***** GIVEN TEXT
This can be further extended with chemical breakdown of substances such as lignin and cellulose.

This can be coupled with the different types of worms and their variance in use of the soil habitat.

Specific learning outcomes

  • Understanding of what natural materials create organic matter
  • Understanding of the process of decay
  • Introduction to the role of a number of soil and aboveground organisms in the process of decay
  • Able to identify and describe the characteristics of organic matter in soil

Equipment for a group of 5

  • ~20x sandwich bags for collection
  • A 1 metre+ clear table space or floor space
  • Pens and paper (~A5 size)
  • Large bowl
  • Clear water
  • Saline solution
  • Battery powered milk whisk (if indoors can use a plug in whisk)
  • Sieve

Preparation

Estimated time 15 minutes.

  • Mix saline in advance, dissolve ~100g of salt into 0.5l of hot water or as much as will dissolve
  • If wanting to cut down on delivery time, you can provide samples of pre-dug out soil for large organic matter and inter-aggregate OM extraction
  • Additionally, if solely classroom based you can gather materials and bring them into the classroom

Time

Introduction 5 minutes, outline activities

5 minutes, preparatory information for gathering materials and distribute collection bags

10 minutes for gathering materials

10 minutes to order collected material in a line and discussion

5 minutes to float off OM from in water

5 minutes to separate inter-aggregate from soil in saline

10 minutes to draw a collection detritivore organisms

5 minutes to place along the line of OM based on their habitat/food source

Total timing ~45 minutes.

Background learning needs

  • An introduction to soil fauna is extremely beneficial for participants
  • An understanding of food webs and trophic levels
  • A basic understanding soil composition

Steps

  1. Ask participants to gather a selection of organic materials within the environment where the theoretical soil will be formed. This can include an array of both green and brown materials, commonly selected are plant stems, flower heads, twigs, bark, leaf litter etc. Place these into bags and bring inside.
  2. Gather a sample of soil for separating the OM, place in a bag.
**********
***** DATA PROVIDED
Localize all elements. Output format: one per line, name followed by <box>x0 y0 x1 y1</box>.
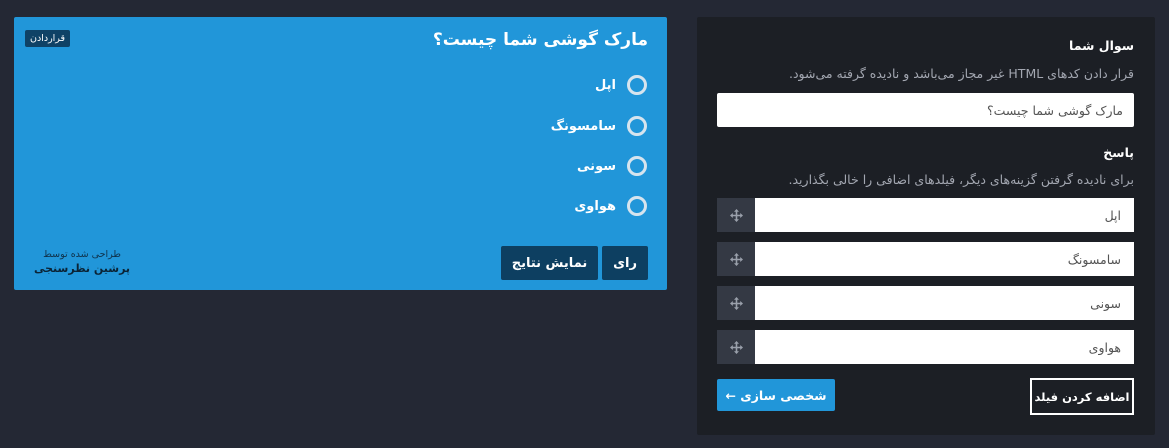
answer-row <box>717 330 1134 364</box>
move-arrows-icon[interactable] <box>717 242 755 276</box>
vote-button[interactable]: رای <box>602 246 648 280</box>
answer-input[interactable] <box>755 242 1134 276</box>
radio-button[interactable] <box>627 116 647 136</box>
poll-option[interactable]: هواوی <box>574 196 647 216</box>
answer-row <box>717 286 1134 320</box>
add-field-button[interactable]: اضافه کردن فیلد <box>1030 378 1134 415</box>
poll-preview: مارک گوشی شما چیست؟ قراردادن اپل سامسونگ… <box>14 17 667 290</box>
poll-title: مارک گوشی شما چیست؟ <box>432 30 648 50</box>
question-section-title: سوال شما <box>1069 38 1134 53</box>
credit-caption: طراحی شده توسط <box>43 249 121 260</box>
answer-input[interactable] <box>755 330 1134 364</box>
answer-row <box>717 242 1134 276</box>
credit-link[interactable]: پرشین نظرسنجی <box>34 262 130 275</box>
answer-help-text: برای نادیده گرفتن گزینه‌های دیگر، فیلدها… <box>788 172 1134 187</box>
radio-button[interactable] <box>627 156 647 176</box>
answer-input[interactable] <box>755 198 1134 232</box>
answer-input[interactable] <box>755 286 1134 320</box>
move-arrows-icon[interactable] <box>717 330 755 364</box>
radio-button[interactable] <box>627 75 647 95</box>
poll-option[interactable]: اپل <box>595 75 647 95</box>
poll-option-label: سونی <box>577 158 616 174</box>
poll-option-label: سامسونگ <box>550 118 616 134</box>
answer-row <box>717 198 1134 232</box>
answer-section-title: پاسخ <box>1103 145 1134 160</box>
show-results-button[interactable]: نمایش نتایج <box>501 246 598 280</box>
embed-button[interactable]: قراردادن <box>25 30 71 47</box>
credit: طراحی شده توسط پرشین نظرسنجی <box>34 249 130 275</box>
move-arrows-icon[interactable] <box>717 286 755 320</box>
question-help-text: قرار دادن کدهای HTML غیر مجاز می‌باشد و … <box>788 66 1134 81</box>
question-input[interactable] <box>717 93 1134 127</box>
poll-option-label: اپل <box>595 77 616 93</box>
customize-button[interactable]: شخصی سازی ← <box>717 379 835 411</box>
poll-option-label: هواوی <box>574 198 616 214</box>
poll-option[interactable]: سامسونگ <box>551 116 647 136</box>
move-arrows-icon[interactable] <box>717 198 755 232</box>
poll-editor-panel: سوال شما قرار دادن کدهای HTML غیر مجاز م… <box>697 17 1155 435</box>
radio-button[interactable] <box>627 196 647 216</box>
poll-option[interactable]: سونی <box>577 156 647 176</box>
**********
***** DATA PROVIDED
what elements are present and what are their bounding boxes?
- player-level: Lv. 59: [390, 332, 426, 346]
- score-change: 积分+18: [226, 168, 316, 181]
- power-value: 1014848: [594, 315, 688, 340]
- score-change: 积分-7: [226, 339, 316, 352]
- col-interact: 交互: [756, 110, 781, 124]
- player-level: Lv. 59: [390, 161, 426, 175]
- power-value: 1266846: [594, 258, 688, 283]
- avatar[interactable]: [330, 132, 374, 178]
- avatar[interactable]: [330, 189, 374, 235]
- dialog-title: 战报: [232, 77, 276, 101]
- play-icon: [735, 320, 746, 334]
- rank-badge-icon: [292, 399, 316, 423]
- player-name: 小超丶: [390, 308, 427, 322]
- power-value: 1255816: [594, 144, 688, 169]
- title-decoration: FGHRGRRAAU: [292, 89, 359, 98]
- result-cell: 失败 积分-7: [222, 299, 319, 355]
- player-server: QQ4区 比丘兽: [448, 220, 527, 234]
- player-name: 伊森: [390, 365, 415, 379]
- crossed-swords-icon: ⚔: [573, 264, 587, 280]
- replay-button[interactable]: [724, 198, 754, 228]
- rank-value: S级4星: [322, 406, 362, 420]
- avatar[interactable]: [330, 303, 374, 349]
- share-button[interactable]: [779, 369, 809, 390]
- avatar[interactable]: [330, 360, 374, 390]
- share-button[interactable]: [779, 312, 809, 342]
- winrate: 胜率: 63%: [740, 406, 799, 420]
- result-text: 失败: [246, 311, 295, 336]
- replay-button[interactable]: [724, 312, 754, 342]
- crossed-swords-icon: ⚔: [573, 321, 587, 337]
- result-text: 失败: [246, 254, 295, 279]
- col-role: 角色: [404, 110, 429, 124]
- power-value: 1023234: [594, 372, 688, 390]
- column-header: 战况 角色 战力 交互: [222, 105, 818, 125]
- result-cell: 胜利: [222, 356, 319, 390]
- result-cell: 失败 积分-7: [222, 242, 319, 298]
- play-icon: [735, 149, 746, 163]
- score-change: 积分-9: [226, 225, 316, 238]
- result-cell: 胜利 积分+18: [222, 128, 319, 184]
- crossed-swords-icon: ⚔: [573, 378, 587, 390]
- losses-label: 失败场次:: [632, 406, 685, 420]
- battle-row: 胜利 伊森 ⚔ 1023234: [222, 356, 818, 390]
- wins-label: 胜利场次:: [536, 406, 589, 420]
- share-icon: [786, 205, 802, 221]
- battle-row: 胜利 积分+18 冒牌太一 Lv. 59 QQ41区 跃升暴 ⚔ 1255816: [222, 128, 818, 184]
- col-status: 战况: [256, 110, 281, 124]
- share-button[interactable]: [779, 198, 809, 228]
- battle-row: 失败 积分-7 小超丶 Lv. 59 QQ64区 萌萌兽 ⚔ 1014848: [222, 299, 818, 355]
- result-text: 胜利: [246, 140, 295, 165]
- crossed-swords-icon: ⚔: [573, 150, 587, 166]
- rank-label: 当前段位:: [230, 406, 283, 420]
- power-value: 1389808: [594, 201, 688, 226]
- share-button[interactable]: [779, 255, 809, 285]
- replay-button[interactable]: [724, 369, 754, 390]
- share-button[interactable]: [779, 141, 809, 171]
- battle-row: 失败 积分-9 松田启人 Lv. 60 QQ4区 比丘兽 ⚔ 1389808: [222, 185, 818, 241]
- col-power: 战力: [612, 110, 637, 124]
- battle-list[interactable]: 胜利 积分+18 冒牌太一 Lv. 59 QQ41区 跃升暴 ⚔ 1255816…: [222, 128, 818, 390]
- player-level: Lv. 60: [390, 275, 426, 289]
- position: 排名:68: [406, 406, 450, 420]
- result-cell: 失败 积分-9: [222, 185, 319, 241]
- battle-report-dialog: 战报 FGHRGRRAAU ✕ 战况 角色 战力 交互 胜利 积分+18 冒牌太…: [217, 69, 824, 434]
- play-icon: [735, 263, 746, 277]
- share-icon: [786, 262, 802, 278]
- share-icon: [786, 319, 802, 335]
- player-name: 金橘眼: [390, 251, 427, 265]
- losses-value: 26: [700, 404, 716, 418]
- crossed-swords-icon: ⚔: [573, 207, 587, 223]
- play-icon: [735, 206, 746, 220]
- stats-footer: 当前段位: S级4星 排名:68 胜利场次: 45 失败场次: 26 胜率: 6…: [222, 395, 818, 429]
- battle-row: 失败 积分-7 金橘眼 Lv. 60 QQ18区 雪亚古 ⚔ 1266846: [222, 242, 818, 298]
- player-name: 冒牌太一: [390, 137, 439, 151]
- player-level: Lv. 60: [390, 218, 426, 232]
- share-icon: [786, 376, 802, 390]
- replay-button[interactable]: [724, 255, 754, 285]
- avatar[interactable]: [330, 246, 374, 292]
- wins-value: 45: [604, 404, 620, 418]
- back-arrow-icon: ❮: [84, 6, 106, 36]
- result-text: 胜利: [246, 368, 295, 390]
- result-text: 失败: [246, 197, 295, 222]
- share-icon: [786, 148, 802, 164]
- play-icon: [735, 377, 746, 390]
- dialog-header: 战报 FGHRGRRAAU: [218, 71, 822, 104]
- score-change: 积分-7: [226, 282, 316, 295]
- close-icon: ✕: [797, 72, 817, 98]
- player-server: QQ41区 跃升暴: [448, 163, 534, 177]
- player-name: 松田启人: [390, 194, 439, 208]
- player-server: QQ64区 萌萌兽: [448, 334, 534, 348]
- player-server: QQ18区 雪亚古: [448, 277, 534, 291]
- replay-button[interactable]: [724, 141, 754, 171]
**********
*TASKS FOR THIS EXERCISE*
A - Rewrite everything in the soil organic matter lesson plan from "10 minutes to draw" down to "timing ~45 minutes.", putting "decomposer organisms" in place of "detritivore organisms".
B - According to the soil organic matter lesson plan, how is the saline solution prepared in advance?

*REPLIES*
A -
10 minutes to draw a collection decomposer organisms

5 minutes to place along the line of OM based on their habitat/food source

Total timing ~45 minutes.

B - About 100 g of salt is dissolved into 0.5 l of hot water, or as much salt as will dissolve.